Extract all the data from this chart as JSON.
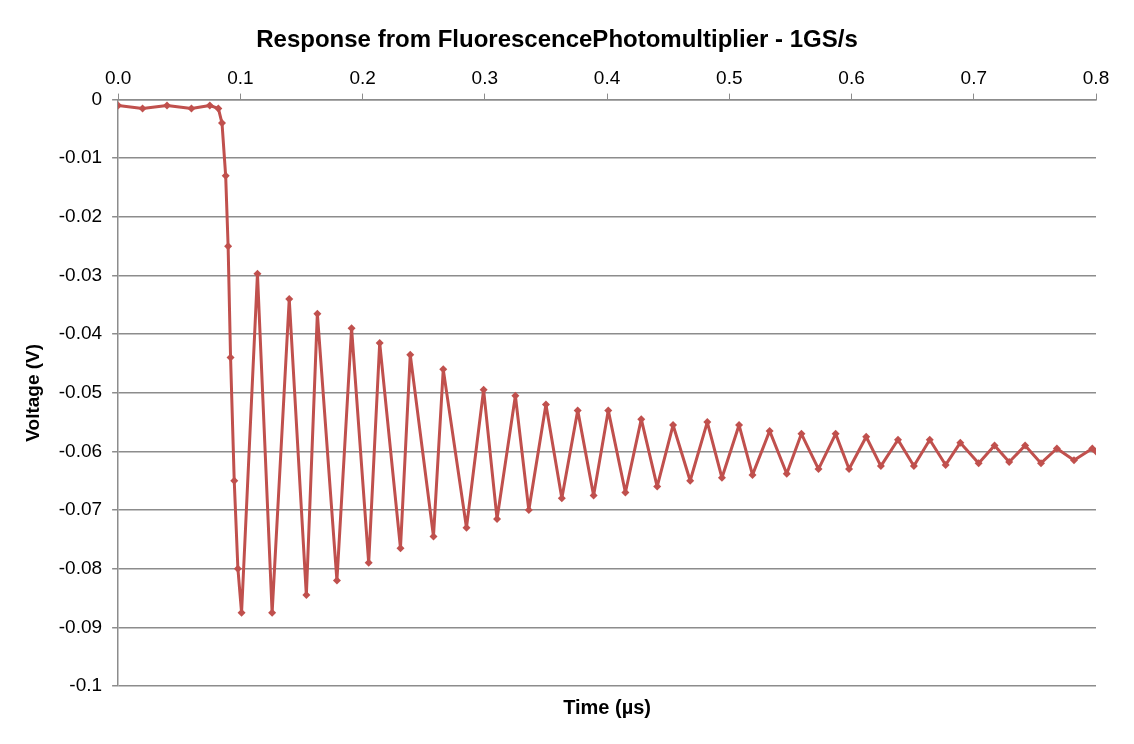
{
  "chart_data": {
    "type": "line",
    "title": "Response from FluorescencePhotomultiplier - 1GS/s",
    "xlabel": "Time (µs)",
    "ylabel": "Voltage (V)",
    "xlim": [
      0,
      0.8
    ],
    "xticks": [
      {
        "value": 0,
        "label": "0.0"
      },
      {
        "value": 0.1,
        "label": "0.1"
      },
      {
        "value": 0.2,
        "label": "0.2"
      },
      {
        "value": 0.3,
        "label": "0.3"
      },
      {
        "value": 0.4,
        "label": "0.4"
      },
      {
        "value": 0.5,
        "label": "0.5"
      },
      {
        "value": 0.6,
        "label": "0.6"
      },
      {
        "value": 0.7,
        "label": "0.7"
      },
      {
        "value": 0.8,
        "label": "0.8"
      }
    ],
    "ylim": [
      -0.1,
      0
    ],
    "yticks": [
      0,
      -0.01,
      -0.02,
      -0.03,
      -0.04,
      -0.05,
      -0.06,
      -0.07,
      -0.08,
      -0.09,
      -0.1
    ],
    "grid": "y",
    "legend": false,
    "marker": "diamond",
    "line_style": "solid",
    "series": [
      {
        "color": "#c0504d",
        "x": [
          0,
          0.02,
          0.04,
          0.06,
          0.075,
          0.082,
          0.085,
          0.088,
          0.09,
          0.092,
          0.095,
          0.098,
          0.101,
          0.114,
          0.126,
          0.14,
          0.154,
          0.163,
          0.179,
          0.191,
          0.205,
          0.214,
          0.231,
          0.239,
          0.258,
          0.266,
          0.285,
          0.299,
          0.31,
          0.325,
          0.336,
          0.35,
          0.363,
          0.376,
          0.389,
          0.401,
          0.415,
          0.428,
          0.441,
          0.454,
          0.468,
          0.482,
          0.494,
          0.508,
          0.519,
          0.533,
          0.547,
          0.559,
          0.573,
          0.587,
          0.598,
          0.612,
          0.624,
          0.638,
          0.651,
          0.664,
          0.677,
          0.689,
          0.704,
          0.717,
          0.729,
          0.742,
          0.755,
          0.768,
          0.782,
          0.797,
          0.8
        ],
        "values": [
          -0.001,
          -0.0015,
          -0.001,
          -0.0015,
          -0.001,
          -0.0015,
          -0.004,
          -0.013,
          -0.025,
          -0.044,
          -0.065,
          -0.08,
          -0.0875,
          -0.0297,
          -0.0875,
          -0.034,
          -0.0845,
          -0.0365,
          -0.082,
          -0.039,
          -0.079,
          -0.0415,
          -0.0765,
          -0.0435,
          -0.0745,
          -0.046,
          -0.073,
          -0.0495,
          -0.0715,
          -0.0505,
          -0.07,
          -0.052,
          -0.068,
          -0.053,
          -0.0675,
          -0.053,
          -0.067,
          -0.0545,
          -0.066,
          -0.0555,
          -0.065,
          -0.055,
          -0.0645,
          -0.0555,
          -0.064,
          -0.0565,
          -0.0638,
          -0.057,
          -0.063,
          -0.057,
          -0.063,
          -0.0575,
          -0.0625,
          -0.058,
          -0.0625,
          -0.058,
          -0.0623,
          -0.0585,
          -0.062,
          -0.059,
          -0.0618,
          -0.059,
          -0.062,
          -0.0595,
          -0.0615,
          -0.0595,
          -0.06
        ]
      }
    ]
  }
}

What is required:
Print the listing above in full, exactly as written. Omit any pictures.

The result:
Extract all the data from this chart as JSON.
{
  "chart_data": {
    "type": "line",
    "title": "Response from FluorescencePhotomultiplier - 1GS/s",
    "xlabel": "Time (µs)",
    "ylabel": "Voltage (V)",
    "xlim": [
      0,
      0.8
    ],
    "xticks": [
      {
        "value": 0,
        "label": "0.0"
      },
      {
        "value": 0.1,
        "label": "0.1"
      },
      {
        "value": 0.2,
        "label": "0.2"
      },
      {
        "value": 0.3,
        "label": "0.3"
      },
      {
        "value": 0.4,
        "label": "0.4"
      },
      {
        "value": 0.5,
        "label": "0.5"
      },
      {
        "value": 0.6,
        "label": "0.6"
      },
      {
        "value": 0.7,
        "label": "0.7"
      },
      {
        "value": 0.8,
        "label": "0.8"
      }
    ],
    "ylim": [
      -0.1,
      0
    ],
    "yticks": [
      0,
      -0.01,
      -0.02,
      -0.03,
      -0.04,
      -0.05,
      -0.06,
      -0.07,
      -0.08,
      -0.09,
      -0.1
    ],
    "grid": "y",
    "legend": false,
    "marker": "diamond",
    "line_style": "solid",
    "series": [
      {
        "color": "#c0504d",
        "x": [
          0,
          0.02,
          0.04,
          0.06,
          0.075,
          0.082,
          0.085,
          0.088,
          0.09,
          0.092,
          0.095,
          0.098,
          0.101,
          0.114,
          0.126,
          0.14,
          0.154,
          0.163,
          0.179,
          0.191,
          0.205,
          0.214,
          0.231,
          0.239,
          0.258,
          0.266,
          0.285,
          0.299,
          0.31,
          0.325,
          0.336,
          0.35,
          0.363,
          0.376,
          0.389,
          0.401,
          0.415,
          0.428,
          0.441,
          0.454,
          0.468,
          0.482,
          0.494,
          0.508,
          0.519,
          0.533,
          0.547,
          0.559,
          0.573,
          0.587,
          0.598,
          0.612,
          0.624,
          0.638,
          0.651,
          0.664,
          0.677,
          0.689,
          0.704,
          0.717,
          0.729,
          0.742,
          0.755,
          0.768,
          0.782,
          0.797,
          0.8
        ],
        "values": [
          -0.001,
          -0.0015,
          -0.001,
          -0.0015,
          -0.001,
          -0.0015,
          -0.004,
          -0.013,
          -0.025,
          -0.044,
          -0.065,
          -0.08,
          -0.0875,
          -0.0297,
          -0.0875,
          -0.034,
          -0.0845,
          -0.0365,
          -0.082,
          -0.039,
          -0.079,
          -0.0415,
          -0.0765,
          -0.0435,
          -0.0745,
          -0.046,
          -0.073,
          -0.0495,
          -0.0715,
          -0.0505,
          -0.07,
          -0.052,
          -0.068,
          -0.053,
          -0.0675,
          -0.053,
          -0.067,
          -0.0545,
          -0.066,
          -0.0555,
          -0.065,
          -0.055,
          -0.0645,
          -0.0555,
          -0.064,
          -0.0565,
          -0.0638,
          -0.057,
          -0.063,
          -0.057,
          -0.063,
          -0.0575,
          -0.0625,
          -0.058,
          -0.0625,
          -0.058,
          -0.0623,
          -0.0585,
          -0.062,
          -0.059,
          -0.0618,
          -0.059,
          -0.062,
          -0.0595,
          -0.0615,
          -0.0595,
          -0.06
        ]
      }
    ]
  }
}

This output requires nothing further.